*WORK INSTRUCTIONS:*
Quote the listing below in full and exactly as written, but omit every picture.

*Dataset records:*
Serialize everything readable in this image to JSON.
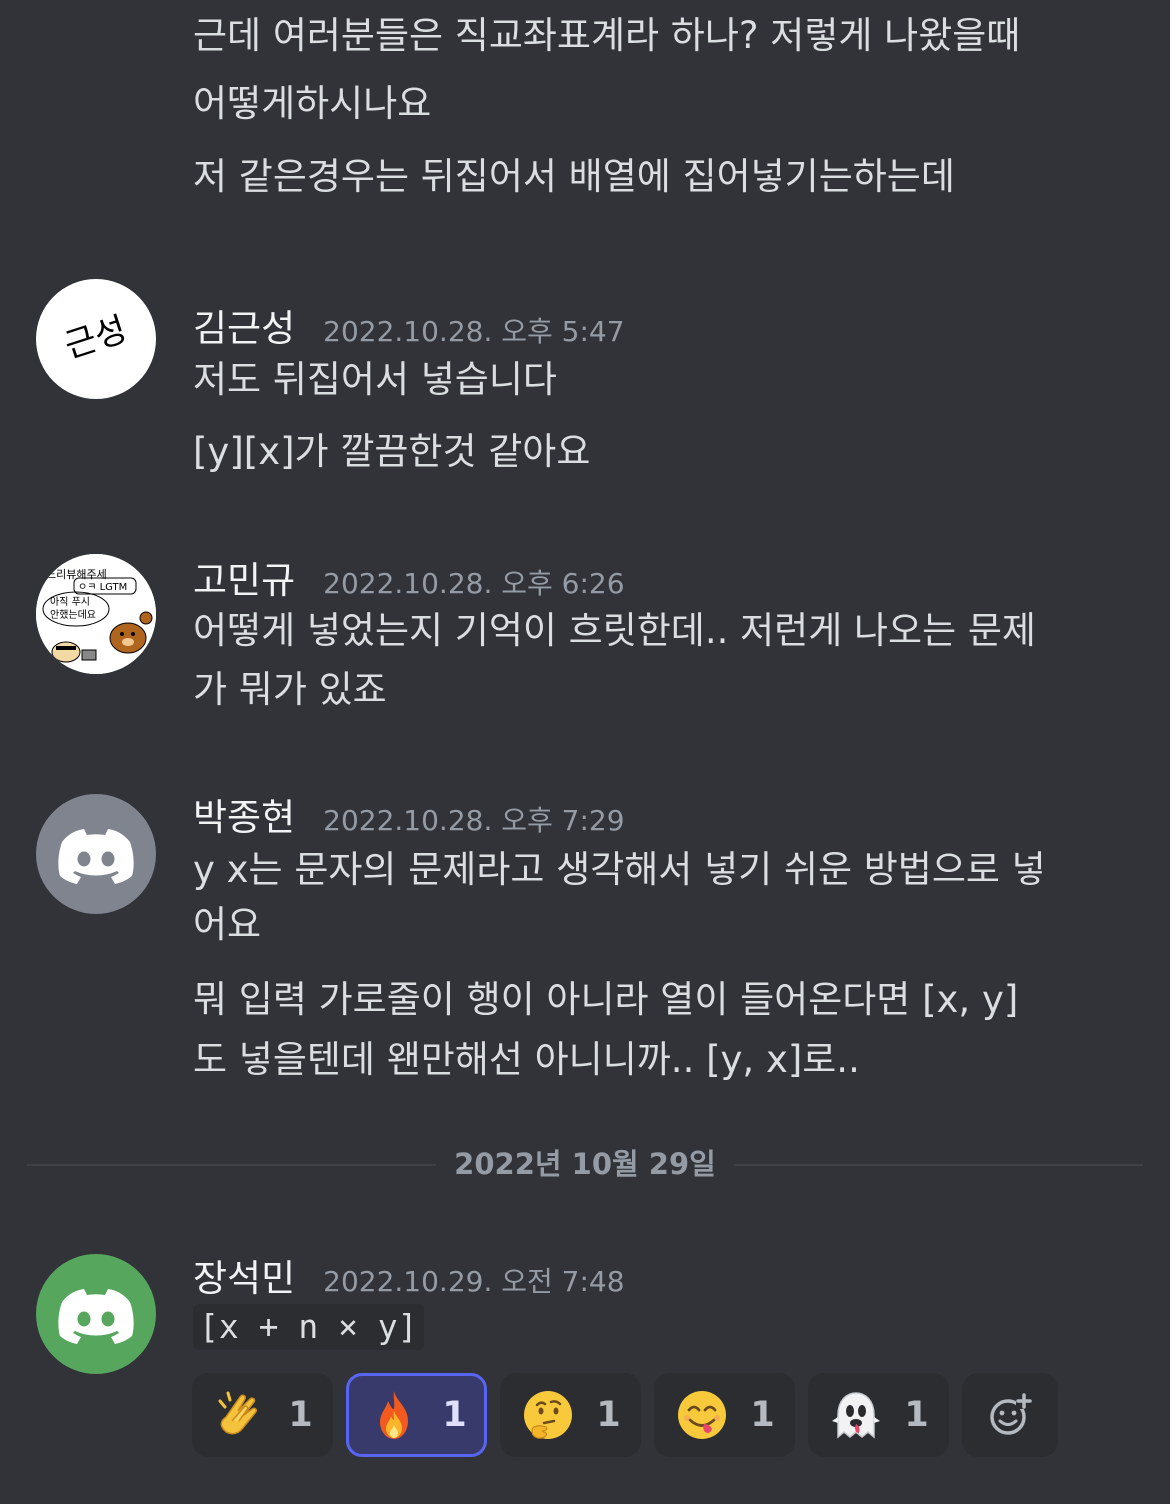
{
  "messages": [
    {
      "lines": [
        "근데 여러분들은 직교좌표계라 하나? 저렇게 나왔을때",
        "어떻게하시나요",
        "저 같은경우는 뒤집어서 배열에 집어넣기는하는데"
      ]
    },
    {
      "author": "김근성",
      "timestamp": "2022.10.28. 오후 5:47",
      "avatar_text": "근성",
      "lines": [
        "저도 뒤집어서 넣습니다",
        "[y][x]가 깔끔한것 같아요"
      ]
    },
    {
      "author": "고민규",
      "timestamp": "2022.10.28. 오후 6:26",
      "avatar_texts": [
        "느리뷰해주세",
        "ㅇㅋ LGTM",
        "아직 푸시",
        "안했는데요"
      ],
      "lines": [
        "어떻게 넣었는지 기억이 흐릿한데.. 저런게 나오는 문제",
        "가 뭐가 있죠"
      ]
    },
    {
      "author": "박종현",
      "timestamp": "2022.10.28. 오후 7:29",
      "avatar_color": "#80848e",
      "lines": [
        "y x는 문자의 문제라고 생각해서 넣기 쉬운 방법으로 넣",
        "어요",
        "뭐 입력 가로줄이 행이 아니라 열이 들어온다면 [x, y]",
        "도 넣을텐데 왠만해선 아니니까.. [y, x]로.."
      ]
    },
    {
      "author": "장석민",
      "timestamp": "2022.10.29. 오전 7:48",
      "avatar_color": "#57a65e",
      "code": "[x + n × y]"
    }
  ],
  "divider": "2022년 10월 29일",
  "reactions": [
    {
      "emoji": "clapping-hands",
      "count": "1",
      "active": false
    },
    {
      "emoji": "fire",
      "count": "1",
      "active": true
    },
    {
      "emoji": "thinking-face",
      "count": "1",
      "active": false
    },
    {
      "emoji": "yum-face",
      "count": "1",
      "active": false
    },
    {
      "emoji": "ghost",
      "count": "1",
      "active": false
    }
  ],
  "colors": {
    "background": "#313338",
    "text": "#dbdee1",
    "muted": "#949ba4",
    "blurple": "#5865f2"
  }
}
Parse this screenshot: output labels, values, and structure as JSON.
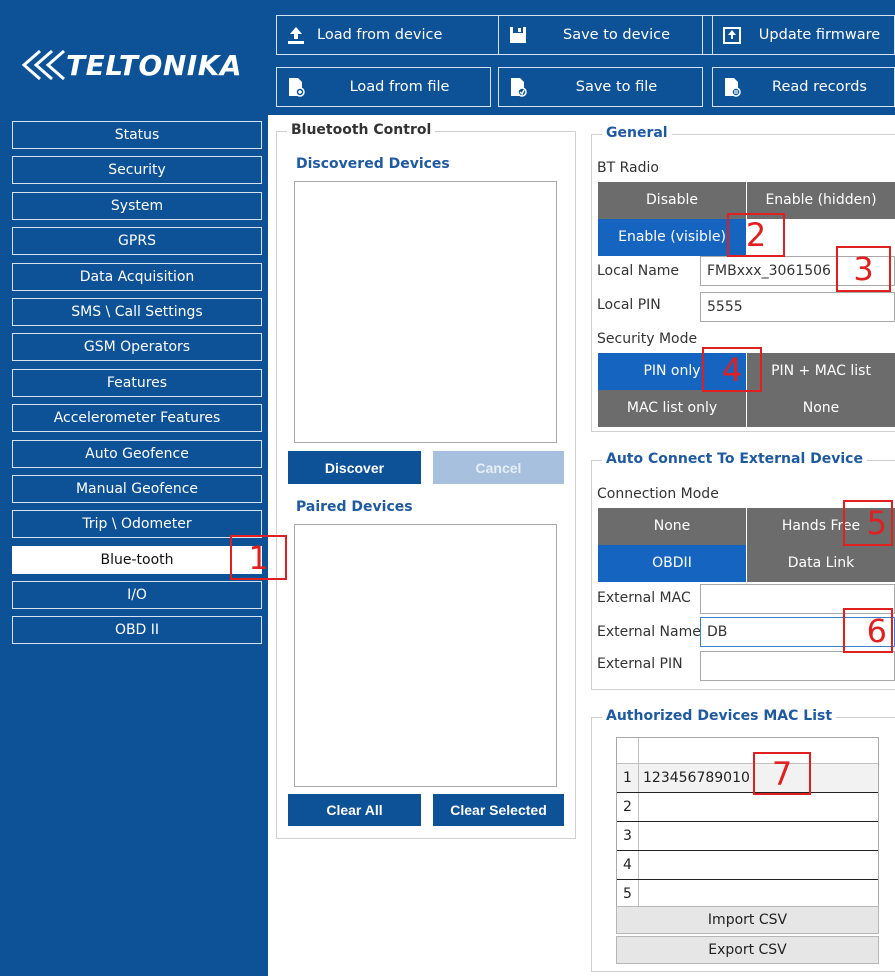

*FULL SOLUTION:*
Serialize everything readable in this image to JSON.
{
  "messages": [
    {
      "lines": [
        "근데 여러분들은 직교좌표계라 하나? 저렇게 나왔을때",
        "어떻게하시나요",
        "저 같은경우는 뒤집어서 배열에 집어넣기는하는데"
      ]
    },
    {
      "author": "김근성",
      "timestamp": "2022.10.28. 오후 5:47",
      "avatar_text": "근성",
      "lines": [
        "저도 뒤집어서 넣습니다",
        "[y][x]가 깔끔한것 같아요"
      ]
    },
    {
      "author": "고민규",
      "timestamp": "2022.10.28. 오후 6:26",
      "avatar_texts": [
        "느리뷰해주세",
        "ㅇㅋ LGTM",
        "아직 푸시",
        "안했는데요"
      ],
      "lines": [
        "어떻게 넣었는지 기억이 흐릿한데.. 저런게 나오는 문제",
        "가 뭐가 있죠"
      ]
    },
    {
      "author": "박종현",
      "timestamp": "2022.10.28. 오후 7:29",
      "avatar_color": "#80848e",
      "lines": [
        "y x는 문자의 문제라고 생각해서 넣기 쉬운 방법으로 넣",
        "어요",
        "뭐 입력 가로줄이 행이 아니라 열이 들어온다면 [x, y]",
        "도 넣을텐데 왠만해선 아니니까.. [y, x]로.."
      ]
    },
    {
      "author": "장석민",
      "timestamp": "2022.10.29. 오전 7:48",
      "avatar_color": "#57a65e",
      "code": "[x + n × y]"
    }
  ],
  "divider": "2022년 10월 29일",
  "reactions": [
    {
      "emoji": "clapping-hands",
      "count": "1",
      "active": false
    },
    {
      "emoji": "fire",
      "count": "1",
      "active": true
    },
    {
      "emoji": "thinking-face",
      "count": "1",
      "active": false
    },
    {
      "emoji": "yum-face",
      "count": "1",
      "active": false
    },
    {
      "emoji": "ghost",
      "count": "1",
      "active": false
    }
  ],
  "colors": {
    "background": "#313338",
    "text": "#dbdee1",
    "muted": "#949ba4",
    "blurple": "#5865f2"
  }
}
Parse this screenshot: output labels, values, and structure as JSON.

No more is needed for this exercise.